● **Set task**
Transcribe the full listing exactly, and drop every picture.

Saved data entries
:::::

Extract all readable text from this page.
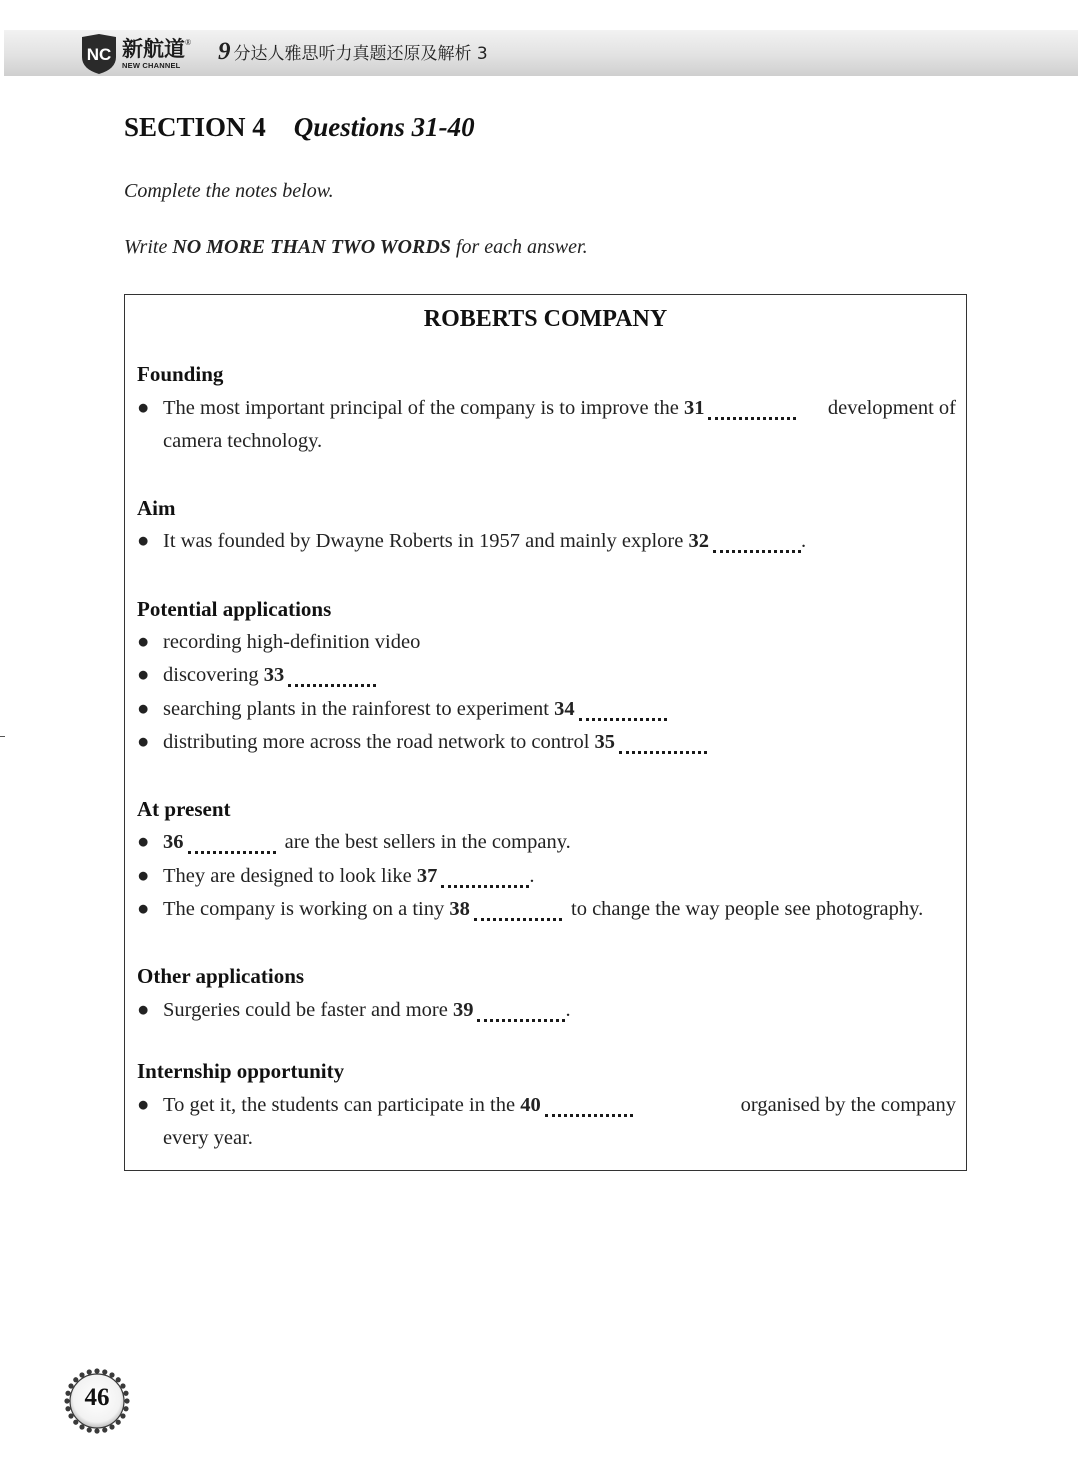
NC 新航道®
NEW CHANNEL
9 分达人雅思听力真题还原及解析 3
SECTION 4 Questions 31-40
Complete the notes below.
Write NO MORE THAN TWO WORDS for each answer.
ROBERTS COMPANY
Founding
● The most important principal of the company is to improve the 31	development of
camera technology.
Aim
● It was founded by Dwayne Roberts in 1957 and mainly explore 32	.
Potential applications
● recording high-definition video
● discovering 33
● searching plants in the rainforest to experiment 34
● distributing more across the road network to control 35
At present
● 36	are the best sellers in the company.
● They are designed to look like 37	.
● The company is working on a tiny 38	to change the way people see photography.
Other applications
● Surgeries could be faster and more 39	.
Internship opportunity
● To get it, the students can participate in the 40	organised by the company
every year.
46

:::::

● **Complete answer**
Extract all readable text from this page.
NC 新航道®
NEW CHANNEL
9 分达人雅思听力真题还原及解析 3
SECTION 4 Questions 31-40
Complete the notes below.
Write NO MORE THAN TWO WORDS for each answer.
ROBERTS COMPANY
Founding
● The most important principal of the company is to improve the 31	development of
camera technology.
Aim
● It was founded by Dwayne Roberts in 1957 and mainly explore 32	.
Potential applications
● recording high-definition video
● discovering 33
● searching plants in the rainforest to experiment 34
● distributing more across the road network to control 35
At present
● 36	are the best sellers in the company.
● They are designed to look like 37	.
● The company is working on a tiny 38	to change the way people see photography.
Other applications
● Surgeries could be faster and more 39	.
Internship opportunity
● To get it, the students can participate in the 40	organised by the company
every year.
46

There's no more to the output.